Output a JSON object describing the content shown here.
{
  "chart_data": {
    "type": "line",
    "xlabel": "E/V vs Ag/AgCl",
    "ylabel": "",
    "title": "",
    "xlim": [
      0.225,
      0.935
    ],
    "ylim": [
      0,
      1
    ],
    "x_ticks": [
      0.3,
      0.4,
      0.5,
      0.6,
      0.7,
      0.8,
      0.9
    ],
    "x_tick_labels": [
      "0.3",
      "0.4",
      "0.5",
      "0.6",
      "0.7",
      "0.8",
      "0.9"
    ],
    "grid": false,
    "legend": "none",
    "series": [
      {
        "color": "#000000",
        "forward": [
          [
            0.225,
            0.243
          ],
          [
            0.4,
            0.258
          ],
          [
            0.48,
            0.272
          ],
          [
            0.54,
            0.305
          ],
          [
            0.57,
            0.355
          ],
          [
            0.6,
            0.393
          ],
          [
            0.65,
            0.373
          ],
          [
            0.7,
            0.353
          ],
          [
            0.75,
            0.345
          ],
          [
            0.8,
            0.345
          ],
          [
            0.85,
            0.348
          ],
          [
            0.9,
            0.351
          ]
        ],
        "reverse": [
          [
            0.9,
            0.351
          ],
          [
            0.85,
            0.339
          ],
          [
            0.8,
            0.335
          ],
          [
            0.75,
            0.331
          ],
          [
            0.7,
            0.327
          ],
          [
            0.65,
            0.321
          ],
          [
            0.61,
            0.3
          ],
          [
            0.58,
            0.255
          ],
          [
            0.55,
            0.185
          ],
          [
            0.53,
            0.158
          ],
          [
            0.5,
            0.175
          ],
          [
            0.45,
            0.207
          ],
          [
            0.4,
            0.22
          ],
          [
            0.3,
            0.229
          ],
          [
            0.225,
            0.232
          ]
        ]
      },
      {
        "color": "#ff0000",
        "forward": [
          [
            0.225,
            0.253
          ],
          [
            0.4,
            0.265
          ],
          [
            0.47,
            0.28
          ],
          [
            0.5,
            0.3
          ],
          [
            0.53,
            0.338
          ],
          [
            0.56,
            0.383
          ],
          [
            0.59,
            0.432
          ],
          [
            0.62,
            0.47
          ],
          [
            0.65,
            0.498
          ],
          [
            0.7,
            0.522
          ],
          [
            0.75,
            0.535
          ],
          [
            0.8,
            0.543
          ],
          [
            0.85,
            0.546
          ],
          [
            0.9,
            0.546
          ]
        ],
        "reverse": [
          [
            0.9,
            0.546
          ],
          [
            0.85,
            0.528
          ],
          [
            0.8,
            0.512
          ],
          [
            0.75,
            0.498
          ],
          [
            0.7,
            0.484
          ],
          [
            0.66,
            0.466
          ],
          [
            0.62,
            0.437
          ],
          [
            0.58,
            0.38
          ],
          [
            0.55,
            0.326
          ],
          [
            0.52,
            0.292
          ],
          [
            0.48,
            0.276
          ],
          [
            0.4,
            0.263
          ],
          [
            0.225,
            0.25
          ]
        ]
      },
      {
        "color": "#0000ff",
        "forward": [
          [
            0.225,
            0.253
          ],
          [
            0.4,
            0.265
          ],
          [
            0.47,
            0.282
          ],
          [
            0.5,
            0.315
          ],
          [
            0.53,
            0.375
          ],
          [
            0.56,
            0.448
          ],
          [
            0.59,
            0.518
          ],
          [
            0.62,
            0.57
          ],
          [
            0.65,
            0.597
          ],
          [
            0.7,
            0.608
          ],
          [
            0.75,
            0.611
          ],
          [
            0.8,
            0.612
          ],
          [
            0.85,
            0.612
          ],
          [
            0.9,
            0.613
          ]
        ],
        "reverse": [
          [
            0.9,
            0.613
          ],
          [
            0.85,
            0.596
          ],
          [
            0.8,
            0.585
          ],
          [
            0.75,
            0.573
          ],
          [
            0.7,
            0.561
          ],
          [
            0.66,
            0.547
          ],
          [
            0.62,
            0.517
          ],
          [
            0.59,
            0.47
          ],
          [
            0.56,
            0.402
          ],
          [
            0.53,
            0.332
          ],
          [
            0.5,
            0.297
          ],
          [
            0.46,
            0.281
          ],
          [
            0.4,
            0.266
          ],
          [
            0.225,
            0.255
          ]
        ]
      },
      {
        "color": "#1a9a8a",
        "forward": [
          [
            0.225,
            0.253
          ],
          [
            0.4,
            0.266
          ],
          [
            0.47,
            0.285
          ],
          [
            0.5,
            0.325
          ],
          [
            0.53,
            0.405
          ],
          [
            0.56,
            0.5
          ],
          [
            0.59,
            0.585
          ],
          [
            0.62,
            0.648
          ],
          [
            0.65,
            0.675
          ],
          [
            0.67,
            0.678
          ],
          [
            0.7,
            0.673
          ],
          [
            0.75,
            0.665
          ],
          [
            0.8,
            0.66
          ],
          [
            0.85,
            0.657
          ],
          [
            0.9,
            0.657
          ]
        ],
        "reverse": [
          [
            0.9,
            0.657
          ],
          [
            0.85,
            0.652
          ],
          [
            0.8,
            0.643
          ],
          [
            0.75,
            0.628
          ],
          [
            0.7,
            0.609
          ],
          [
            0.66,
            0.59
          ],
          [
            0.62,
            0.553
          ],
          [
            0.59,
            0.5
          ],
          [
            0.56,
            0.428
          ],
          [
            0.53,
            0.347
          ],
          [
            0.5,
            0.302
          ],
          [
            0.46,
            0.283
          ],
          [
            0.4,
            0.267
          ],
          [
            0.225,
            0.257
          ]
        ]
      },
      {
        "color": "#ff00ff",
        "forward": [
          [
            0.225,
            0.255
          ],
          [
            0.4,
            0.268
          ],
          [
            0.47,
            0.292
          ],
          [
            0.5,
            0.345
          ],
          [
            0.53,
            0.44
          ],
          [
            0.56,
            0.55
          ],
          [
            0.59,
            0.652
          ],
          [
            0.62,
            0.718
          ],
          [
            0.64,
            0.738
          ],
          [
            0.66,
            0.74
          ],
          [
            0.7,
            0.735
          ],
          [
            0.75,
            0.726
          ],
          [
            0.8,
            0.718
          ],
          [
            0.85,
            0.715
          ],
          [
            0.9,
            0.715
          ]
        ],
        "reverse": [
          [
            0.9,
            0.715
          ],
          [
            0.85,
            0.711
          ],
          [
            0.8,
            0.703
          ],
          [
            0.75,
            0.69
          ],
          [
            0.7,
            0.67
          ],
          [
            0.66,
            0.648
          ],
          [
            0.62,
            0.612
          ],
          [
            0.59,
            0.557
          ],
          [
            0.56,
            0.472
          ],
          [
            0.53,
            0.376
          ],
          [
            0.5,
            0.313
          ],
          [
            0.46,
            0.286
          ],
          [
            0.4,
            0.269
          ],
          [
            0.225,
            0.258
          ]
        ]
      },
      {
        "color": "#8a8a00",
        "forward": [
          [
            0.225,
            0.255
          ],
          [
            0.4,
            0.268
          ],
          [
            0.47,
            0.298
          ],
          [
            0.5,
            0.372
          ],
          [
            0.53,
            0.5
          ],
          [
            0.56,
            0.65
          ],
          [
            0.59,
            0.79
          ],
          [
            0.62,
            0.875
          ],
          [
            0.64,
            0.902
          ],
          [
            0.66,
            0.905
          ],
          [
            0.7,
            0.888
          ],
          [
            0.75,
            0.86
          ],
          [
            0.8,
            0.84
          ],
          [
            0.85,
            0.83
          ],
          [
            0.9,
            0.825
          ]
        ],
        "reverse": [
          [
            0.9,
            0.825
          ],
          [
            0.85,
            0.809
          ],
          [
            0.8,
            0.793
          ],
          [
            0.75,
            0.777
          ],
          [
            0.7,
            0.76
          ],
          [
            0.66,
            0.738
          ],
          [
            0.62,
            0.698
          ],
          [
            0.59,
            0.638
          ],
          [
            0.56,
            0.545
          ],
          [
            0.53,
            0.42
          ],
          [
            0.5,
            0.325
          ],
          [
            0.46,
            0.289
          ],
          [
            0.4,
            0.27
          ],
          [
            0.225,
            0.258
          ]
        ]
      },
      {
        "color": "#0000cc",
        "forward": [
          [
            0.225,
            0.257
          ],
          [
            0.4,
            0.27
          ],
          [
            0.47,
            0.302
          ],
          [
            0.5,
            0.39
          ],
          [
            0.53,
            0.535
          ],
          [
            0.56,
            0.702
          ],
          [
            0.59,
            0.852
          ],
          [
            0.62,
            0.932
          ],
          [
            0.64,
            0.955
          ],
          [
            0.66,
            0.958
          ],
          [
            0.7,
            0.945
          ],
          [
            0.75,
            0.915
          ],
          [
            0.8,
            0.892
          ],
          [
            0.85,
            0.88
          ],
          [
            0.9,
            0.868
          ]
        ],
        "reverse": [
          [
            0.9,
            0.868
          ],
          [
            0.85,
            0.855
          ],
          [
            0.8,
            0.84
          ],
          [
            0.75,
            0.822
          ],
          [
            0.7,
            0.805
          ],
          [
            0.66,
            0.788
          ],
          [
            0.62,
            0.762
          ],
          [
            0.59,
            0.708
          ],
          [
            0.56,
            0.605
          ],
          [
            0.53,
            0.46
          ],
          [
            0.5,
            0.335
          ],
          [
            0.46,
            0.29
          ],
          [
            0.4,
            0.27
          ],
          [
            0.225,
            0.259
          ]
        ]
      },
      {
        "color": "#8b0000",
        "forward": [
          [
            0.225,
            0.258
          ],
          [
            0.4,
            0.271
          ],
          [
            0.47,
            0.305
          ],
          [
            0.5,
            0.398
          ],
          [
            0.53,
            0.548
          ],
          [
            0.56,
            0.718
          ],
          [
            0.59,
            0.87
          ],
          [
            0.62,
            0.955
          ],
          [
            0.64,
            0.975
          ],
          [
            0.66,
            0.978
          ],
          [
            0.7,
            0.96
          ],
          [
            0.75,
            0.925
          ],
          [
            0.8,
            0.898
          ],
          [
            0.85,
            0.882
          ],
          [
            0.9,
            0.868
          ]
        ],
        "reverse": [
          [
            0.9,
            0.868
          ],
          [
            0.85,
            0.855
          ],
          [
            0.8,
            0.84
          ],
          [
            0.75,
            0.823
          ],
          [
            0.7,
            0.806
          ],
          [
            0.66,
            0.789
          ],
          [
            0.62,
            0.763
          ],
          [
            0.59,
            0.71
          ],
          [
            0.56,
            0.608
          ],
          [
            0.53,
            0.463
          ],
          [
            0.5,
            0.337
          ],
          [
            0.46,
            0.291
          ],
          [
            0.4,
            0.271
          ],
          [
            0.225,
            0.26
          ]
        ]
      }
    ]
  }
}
= = =
- **EXERCISE DETAILS**
Compute how many lines include the string "color", then give that number by itself.

- **RESPONSE TO THIS EXERCISE**
8